** begin **

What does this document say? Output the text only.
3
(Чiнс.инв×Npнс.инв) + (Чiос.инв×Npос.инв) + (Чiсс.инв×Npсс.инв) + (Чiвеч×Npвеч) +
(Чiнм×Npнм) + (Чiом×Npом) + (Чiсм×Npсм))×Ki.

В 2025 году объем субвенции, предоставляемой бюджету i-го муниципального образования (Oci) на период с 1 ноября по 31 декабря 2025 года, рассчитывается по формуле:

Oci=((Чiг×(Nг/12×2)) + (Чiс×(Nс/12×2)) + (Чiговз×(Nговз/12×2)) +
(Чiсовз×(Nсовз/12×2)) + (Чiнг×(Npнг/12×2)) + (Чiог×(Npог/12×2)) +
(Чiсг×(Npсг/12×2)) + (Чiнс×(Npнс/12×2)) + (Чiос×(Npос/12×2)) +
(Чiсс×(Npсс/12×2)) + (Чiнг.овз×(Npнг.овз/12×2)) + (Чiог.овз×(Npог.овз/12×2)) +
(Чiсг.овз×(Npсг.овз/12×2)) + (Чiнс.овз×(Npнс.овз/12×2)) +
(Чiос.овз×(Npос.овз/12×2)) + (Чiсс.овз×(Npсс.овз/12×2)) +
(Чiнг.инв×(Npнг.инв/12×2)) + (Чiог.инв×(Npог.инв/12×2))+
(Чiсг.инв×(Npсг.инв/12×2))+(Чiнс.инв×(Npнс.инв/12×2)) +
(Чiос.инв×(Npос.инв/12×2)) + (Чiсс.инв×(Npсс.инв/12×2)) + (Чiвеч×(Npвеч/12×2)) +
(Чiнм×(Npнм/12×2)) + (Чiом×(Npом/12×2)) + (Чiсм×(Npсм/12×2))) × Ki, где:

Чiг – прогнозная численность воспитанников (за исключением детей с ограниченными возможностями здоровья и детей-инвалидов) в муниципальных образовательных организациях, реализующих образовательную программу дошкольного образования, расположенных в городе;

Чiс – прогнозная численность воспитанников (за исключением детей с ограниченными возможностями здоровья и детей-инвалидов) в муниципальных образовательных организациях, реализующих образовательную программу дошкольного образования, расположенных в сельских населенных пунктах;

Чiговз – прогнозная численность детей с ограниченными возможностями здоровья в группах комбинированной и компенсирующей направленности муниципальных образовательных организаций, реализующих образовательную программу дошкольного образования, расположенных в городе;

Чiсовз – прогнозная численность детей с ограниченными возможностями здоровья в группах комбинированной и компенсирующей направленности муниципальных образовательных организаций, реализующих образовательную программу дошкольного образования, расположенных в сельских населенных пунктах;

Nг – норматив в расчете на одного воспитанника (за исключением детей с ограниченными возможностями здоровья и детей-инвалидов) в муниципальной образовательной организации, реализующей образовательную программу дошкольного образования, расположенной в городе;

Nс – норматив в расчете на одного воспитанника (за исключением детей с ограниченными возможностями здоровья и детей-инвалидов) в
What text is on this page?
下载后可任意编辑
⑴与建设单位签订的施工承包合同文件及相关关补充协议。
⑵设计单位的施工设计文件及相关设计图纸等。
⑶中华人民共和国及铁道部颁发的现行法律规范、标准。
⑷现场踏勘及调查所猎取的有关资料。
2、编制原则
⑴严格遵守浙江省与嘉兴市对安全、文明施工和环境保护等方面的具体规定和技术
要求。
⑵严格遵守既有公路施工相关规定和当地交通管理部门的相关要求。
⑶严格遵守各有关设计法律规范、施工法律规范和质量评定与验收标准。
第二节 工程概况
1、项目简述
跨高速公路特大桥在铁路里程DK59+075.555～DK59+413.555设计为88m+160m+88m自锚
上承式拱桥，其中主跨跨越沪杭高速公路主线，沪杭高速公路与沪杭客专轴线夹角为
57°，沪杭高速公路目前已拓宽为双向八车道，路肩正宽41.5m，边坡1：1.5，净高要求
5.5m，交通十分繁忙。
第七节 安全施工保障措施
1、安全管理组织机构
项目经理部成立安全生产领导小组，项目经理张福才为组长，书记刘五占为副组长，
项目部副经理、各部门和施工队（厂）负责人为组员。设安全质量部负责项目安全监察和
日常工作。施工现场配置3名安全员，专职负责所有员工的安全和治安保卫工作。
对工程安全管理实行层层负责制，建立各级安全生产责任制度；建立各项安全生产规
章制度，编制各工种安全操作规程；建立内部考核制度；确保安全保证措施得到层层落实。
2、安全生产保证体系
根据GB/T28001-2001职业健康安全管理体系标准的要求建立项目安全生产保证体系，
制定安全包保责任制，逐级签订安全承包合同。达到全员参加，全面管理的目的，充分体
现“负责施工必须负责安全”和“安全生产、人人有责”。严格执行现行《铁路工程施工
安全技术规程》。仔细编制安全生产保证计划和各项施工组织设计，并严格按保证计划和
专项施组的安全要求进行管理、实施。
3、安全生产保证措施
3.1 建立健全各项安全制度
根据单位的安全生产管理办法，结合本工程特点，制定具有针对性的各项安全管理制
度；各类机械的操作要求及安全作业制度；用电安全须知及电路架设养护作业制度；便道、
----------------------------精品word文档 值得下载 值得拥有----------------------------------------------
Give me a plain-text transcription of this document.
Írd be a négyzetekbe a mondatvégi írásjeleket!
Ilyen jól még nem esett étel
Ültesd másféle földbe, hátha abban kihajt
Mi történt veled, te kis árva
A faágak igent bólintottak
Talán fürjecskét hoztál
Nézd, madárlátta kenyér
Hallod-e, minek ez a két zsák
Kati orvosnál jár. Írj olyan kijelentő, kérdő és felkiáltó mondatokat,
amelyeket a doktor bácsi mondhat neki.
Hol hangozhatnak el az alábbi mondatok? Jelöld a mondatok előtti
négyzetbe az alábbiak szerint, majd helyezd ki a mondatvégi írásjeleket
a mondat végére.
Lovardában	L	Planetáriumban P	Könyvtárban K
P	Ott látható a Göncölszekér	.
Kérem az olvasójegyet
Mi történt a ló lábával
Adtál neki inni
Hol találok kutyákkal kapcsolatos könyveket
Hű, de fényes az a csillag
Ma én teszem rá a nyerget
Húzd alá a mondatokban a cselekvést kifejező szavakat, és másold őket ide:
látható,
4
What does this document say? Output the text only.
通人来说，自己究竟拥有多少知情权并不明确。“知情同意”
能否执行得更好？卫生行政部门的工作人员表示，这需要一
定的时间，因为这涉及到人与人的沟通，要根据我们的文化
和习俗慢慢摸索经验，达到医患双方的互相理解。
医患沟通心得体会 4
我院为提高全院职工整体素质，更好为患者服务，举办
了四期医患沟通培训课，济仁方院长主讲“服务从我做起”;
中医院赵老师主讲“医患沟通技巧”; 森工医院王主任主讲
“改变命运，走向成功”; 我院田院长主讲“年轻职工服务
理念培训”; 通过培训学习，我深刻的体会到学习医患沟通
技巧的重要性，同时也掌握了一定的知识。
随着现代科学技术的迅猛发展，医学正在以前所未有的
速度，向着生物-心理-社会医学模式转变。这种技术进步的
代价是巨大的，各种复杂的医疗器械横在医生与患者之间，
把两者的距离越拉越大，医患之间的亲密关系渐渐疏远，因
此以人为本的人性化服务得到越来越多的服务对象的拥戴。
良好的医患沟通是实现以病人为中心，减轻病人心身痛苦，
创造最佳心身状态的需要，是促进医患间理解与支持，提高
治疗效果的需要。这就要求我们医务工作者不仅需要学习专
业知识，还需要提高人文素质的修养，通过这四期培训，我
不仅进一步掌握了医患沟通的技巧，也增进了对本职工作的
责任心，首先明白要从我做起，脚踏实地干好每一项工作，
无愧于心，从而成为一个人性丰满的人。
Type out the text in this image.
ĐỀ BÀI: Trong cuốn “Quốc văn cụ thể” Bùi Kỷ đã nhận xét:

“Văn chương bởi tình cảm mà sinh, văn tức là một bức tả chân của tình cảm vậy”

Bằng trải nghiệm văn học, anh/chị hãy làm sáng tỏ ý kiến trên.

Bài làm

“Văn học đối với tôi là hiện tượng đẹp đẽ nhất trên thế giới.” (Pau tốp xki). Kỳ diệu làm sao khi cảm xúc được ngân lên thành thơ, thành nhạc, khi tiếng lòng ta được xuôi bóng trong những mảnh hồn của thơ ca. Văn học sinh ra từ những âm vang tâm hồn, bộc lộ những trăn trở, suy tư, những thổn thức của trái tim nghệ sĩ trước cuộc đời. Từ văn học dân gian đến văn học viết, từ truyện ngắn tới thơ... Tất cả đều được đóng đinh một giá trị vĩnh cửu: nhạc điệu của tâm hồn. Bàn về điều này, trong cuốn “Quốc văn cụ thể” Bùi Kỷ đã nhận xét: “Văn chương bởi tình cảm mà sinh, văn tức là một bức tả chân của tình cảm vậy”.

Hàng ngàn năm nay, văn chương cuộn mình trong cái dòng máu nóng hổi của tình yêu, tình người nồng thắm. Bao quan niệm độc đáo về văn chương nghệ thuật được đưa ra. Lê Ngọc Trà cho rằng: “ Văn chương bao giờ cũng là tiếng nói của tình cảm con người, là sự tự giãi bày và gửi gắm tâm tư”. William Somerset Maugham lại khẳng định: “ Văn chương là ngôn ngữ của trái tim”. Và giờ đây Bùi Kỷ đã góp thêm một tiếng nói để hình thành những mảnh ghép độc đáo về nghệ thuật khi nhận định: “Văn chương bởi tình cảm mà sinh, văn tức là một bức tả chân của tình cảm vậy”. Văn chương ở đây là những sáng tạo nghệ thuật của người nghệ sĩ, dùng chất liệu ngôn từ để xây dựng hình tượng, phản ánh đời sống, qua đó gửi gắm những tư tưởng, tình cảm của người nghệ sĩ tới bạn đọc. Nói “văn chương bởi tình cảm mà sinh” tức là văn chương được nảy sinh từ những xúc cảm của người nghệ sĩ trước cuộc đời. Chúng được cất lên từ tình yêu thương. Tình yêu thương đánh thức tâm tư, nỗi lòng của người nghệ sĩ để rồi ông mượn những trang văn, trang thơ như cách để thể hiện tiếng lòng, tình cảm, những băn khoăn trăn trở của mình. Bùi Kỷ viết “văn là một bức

** end **

STATED GOAL: Check each line of the records for the word "компенсирующей", and show the lines that contain it.

SOLUTION TO THIS TASK:
Чiговз – прогнозная численность детей с ограниченными возможностями здоровья в группах комбинированной и компенсирующей направленности муниципальных образовательных организаций, реализующих образовательную программу дошкольного образования, расположенных в городе;
Чiсовз – прогнозная численность детей с ограниченными возможностями здоровья в группах комбинированной и компенсирующей направленности муниципальных образовательных организаций, реализующих образовательную программу дошкольного образования, расположенных в сельских населенных пунктах;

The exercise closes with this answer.